_Quoted passage_
The boy Reaksa and his family worked for years as farmers, until the Khmer Rouge decided to eliminate all the new-liberated people (those who were moved from the cities after 1975), and brought his family to a pit and brutally executed all but Reaksa. This scene was one of the most violent accounts that I’ve read in print, bashing babies’ heads and chopping the adults with hoes and shovels. Absolutely wicked. Reaksa was in the pit assumed to be dead, but his lay there with his families’ blood and entrails staining him and weighing him down.
The book then continues with two themes: how to find a will to live after this, and how to reconcile these events with a good God. Both of these are Sisyphusian tasks for the young man Reaksa. I like that this book does not provide easy answers, even after he becomes a Christian in a Thai refugee camp. He still has questions after his conversion, but he refuses to dwell on them to let them sap his life. Rather, he seeks comfort in the God of the Universe who knows his pain and suffering.

_Excerpted data_
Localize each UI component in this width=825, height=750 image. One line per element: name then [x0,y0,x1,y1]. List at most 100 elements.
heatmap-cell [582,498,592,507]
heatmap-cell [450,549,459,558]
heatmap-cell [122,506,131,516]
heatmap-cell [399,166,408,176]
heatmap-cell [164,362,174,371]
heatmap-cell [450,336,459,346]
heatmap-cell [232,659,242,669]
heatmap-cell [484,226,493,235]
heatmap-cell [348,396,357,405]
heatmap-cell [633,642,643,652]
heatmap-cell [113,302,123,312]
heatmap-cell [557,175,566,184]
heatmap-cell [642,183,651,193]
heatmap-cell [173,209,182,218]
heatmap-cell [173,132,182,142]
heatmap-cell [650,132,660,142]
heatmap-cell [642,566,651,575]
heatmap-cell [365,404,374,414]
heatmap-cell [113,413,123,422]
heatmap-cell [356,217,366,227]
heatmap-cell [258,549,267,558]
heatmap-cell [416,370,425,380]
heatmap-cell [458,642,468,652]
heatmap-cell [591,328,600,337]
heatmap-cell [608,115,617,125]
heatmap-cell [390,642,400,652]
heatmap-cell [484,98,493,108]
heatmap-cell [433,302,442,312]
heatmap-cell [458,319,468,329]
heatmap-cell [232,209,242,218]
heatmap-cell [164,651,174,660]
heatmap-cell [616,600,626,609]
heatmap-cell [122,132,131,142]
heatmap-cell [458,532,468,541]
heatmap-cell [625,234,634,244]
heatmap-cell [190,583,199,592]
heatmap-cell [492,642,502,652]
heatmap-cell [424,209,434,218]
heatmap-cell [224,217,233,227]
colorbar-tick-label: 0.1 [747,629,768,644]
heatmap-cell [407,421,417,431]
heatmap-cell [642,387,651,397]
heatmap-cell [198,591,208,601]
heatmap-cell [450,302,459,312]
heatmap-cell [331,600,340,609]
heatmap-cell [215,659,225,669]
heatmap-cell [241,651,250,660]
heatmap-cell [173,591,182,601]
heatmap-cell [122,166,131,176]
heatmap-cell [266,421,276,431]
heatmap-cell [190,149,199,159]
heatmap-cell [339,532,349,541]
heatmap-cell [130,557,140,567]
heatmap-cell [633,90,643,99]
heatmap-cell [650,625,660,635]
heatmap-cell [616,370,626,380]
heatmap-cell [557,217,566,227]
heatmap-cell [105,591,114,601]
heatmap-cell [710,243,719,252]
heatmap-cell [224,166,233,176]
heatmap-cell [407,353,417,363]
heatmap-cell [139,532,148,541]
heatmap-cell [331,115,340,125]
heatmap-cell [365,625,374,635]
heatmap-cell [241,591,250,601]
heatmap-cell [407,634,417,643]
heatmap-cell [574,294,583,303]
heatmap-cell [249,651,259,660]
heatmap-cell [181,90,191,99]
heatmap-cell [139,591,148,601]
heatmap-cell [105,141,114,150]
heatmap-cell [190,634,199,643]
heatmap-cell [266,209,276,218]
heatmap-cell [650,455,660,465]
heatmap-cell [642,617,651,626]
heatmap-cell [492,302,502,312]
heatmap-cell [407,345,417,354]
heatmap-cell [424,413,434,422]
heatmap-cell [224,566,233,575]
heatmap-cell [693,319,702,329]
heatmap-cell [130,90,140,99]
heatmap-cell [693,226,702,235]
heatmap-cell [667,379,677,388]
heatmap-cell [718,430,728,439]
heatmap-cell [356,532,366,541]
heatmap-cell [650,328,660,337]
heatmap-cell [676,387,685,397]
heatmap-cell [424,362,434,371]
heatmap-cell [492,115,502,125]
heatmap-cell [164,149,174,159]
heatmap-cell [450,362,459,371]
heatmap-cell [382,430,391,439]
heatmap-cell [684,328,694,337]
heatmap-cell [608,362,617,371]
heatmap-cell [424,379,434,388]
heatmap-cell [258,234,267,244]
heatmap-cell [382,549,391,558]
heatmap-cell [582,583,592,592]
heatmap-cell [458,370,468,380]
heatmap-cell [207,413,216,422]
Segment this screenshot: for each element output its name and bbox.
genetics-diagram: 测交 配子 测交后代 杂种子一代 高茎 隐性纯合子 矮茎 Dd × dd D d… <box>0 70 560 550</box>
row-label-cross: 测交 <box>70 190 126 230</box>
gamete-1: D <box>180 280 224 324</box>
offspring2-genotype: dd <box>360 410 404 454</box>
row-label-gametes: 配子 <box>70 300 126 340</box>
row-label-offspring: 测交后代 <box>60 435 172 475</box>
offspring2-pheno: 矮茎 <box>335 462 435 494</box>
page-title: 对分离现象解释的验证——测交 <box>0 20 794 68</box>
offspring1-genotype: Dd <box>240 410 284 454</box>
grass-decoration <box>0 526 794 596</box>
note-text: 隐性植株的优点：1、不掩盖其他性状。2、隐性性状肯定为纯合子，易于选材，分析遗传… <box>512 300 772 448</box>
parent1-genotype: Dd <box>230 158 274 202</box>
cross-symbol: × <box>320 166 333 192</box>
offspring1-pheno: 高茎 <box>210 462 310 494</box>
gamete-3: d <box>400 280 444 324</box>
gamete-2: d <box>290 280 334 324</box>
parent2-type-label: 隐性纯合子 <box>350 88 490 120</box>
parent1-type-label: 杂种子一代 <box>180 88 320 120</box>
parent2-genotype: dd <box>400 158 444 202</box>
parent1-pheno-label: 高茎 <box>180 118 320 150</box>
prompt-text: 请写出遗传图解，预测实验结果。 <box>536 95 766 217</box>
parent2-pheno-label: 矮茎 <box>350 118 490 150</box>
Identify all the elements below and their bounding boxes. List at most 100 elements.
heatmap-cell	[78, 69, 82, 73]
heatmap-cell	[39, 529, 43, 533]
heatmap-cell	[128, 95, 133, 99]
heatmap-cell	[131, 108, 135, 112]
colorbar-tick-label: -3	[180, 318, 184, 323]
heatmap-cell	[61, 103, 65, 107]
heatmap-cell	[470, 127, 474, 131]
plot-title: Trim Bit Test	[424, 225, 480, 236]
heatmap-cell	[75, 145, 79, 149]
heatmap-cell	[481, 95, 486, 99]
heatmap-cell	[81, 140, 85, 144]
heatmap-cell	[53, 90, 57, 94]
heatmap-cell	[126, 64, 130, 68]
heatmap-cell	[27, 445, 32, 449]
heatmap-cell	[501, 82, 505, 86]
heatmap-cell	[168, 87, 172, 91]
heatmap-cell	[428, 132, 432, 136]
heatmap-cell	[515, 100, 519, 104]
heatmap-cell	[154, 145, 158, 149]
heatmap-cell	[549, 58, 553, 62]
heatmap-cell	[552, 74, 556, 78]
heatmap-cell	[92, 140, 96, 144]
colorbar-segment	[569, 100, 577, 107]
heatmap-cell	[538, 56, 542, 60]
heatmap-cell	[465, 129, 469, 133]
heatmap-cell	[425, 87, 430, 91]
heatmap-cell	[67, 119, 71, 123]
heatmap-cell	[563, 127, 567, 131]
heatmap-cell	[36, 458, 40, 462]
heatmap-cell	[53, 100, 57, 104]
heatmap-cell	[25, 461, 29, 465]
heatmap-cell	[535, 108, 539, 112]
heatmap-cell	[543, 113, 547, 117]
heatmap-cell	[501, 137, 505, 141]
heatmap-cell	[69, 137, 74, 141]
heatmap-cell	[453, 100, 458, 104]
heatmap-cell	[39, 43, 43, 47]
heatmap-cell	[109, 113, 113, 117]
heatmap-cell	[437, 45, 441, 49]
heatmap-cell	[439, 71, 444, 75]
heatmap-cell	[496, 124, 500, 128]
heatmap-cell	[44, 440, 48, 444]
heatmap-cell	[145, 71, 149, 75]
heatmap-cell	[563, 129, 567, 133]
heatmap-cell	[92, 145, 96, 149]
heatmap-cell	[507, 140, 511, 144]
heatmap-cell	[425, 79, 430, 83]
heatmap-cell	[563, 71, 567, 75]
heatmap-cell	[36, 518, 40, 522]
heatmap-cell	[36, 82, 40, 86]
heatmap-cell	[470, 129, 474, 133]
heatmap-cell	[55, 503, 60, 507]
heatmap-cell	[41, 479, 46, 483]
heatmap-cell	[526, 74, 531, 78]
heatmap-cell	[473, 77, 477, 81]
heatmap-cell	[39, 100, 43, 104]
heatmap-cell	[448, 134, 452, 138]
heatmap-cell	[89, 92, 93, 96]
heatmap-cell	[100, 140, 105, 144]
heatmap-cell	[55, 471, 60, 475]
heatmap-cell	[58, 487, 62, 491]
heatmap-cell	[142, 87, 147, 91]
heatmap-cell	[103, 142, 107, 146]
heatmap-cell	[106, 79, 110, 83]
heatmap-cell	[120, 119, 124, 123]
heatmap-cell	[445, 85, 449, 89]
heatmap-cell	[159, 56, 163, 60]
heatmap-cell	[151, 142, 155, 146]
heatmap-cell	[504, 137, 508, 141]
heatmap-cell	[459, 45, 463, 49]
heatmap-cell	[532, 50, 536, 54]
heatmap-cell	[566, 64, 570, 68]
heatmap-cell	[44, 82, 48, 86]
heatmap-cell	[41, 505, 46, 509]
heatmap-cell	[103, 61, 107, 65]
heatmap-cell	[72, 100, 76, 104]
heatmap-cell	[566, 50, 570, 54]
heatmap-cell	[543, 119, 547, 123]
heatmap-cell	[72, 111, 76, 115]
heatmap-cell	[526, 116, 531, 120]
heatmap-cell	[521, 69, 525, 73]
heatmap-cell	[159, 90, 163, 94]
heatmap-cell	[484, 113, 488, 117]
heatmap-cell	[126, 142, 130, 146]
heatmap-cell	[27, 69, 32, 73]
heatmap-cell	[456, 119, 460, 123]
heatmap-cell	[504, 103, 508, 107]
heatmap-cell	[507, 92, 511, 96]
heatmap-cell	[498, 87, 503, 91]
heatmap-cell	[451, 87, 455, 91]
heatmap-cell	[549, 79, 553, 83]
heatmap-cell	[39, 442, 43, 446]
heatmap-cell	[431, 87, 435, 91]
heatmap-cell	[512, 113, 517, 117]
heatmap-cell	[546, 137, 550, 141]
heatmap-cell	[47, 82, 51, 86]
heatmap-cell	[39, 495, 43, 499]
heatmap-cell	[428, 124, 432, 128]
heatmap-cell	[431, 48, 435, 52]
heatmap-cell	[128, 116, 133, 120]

_Task set_
(1) In the book review, repeat word for word the passage starting with "The book then" and going on through "pain and suffering.".
(2) According to the book review, where does Reaksa become a Christian?
(3) List everything the book review says Reaksa does after his conversion.

_In response_
(1)
The book then continues with two themes: how to find a will to live after this, and how to reconcile these events with a good God. Both of these are Sisyphusian tasks for the young man Reaksa. I like that this book does not provide easy answers, even after he becomes a Christian in a Thai refugee camp. He still has questions after his conversion, but he refuses to dwell on them to let them sap his life. Rather, he seeks comfort in the God of the Universe who knows his pain and suffering.

(2) In a Thai refugee camp.

(3)
- He still has questions.
- He refuses to dwell on those questions and let them sap his life.
- He seeks comfort in the God of the Universe who knows his pain and suffering.